What needs to be done: Copy every entry exactly as given, minus the images.

[Source data]

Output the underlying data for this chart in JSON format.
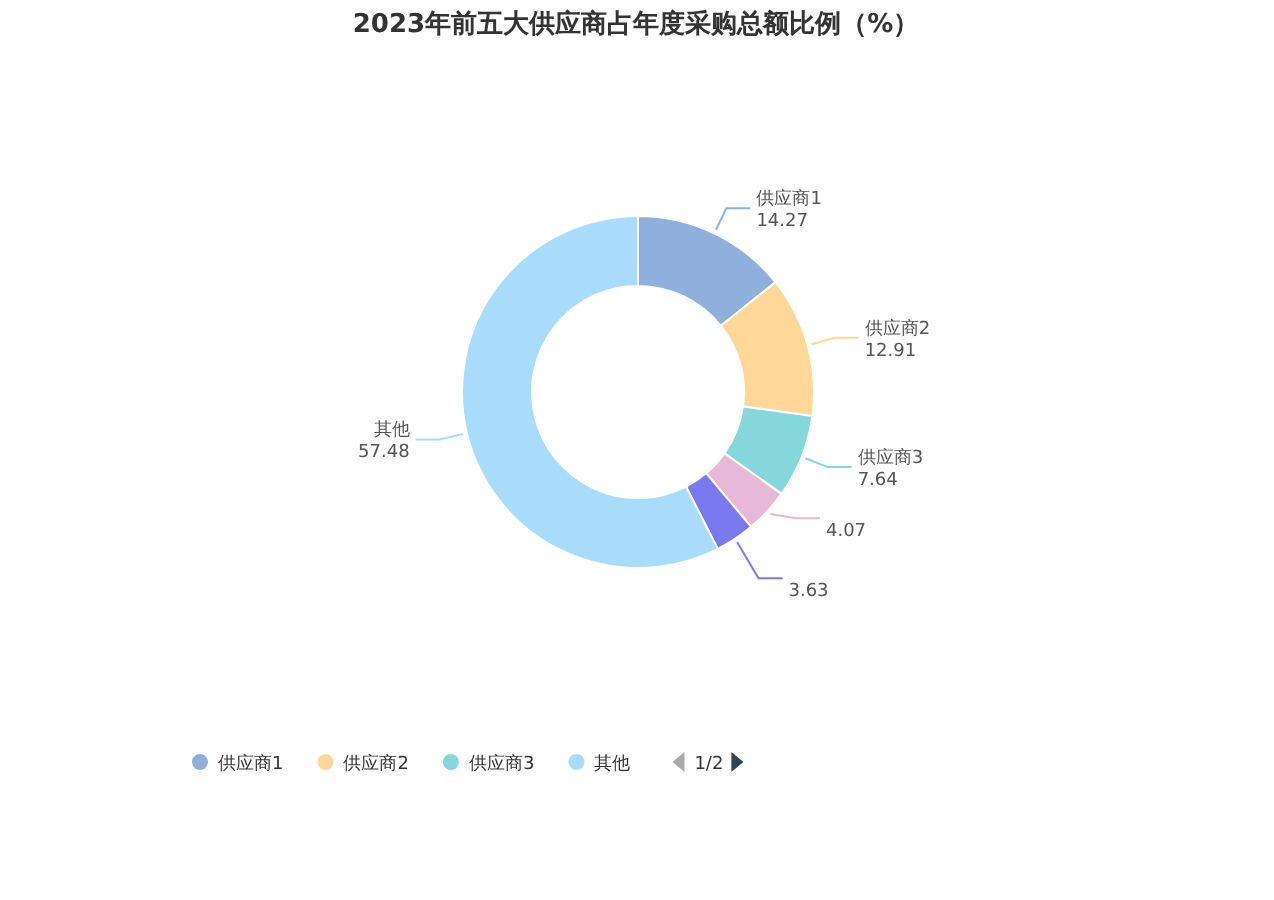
{
  "chart_data": {
    "type": "donut",
    "title": "2023年前五大供应商占年度采购总额比例（%）",
    "categories": [
      "供应商1",
      "供应商2",
      "供应商3",
      null,
      null,
      "其他"
    ],
    "values": [
      14.27,
      12.91,
      7.64,
      4.07,
      3.63,
      57.48
    ],
    "colors": [
      "#8fb0dd",
      "#ffd899",
      "#86d7db",
      "#e8b8d9",
      "#7a79ef",
      "#a8dcfa"
    ],
    "data_labels": true,
    "legend": "bottom",
    "annotations": [
      "1/2"
    ]
  }
}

Expected output:
Output the underlying data for this chart in JSON format.
{
  "chart_data": {
    "type": "donut",
    "title": "2023年前五大供应商占年度采购总额比例（%）",
    "categories": [
      "供应商1",
      "供应商2",
      "供应商3",
      null,
      null,
      "其他"
    ],
    "values": [
      14.27,
      12.91,
      7.64,
      4.07,
      3.63,
      57.48
    ],
    "colors": [
      "#8fb0dd",
      "#ffd899",
      "#86d7db",
      "#e8b8d9",
      "#7a79ef",
      "#a8dcfa"
    ],
    "data_labels": true,
    "legend": "bottom",
    "annotations": [
      "1/2"
    ]
  }
}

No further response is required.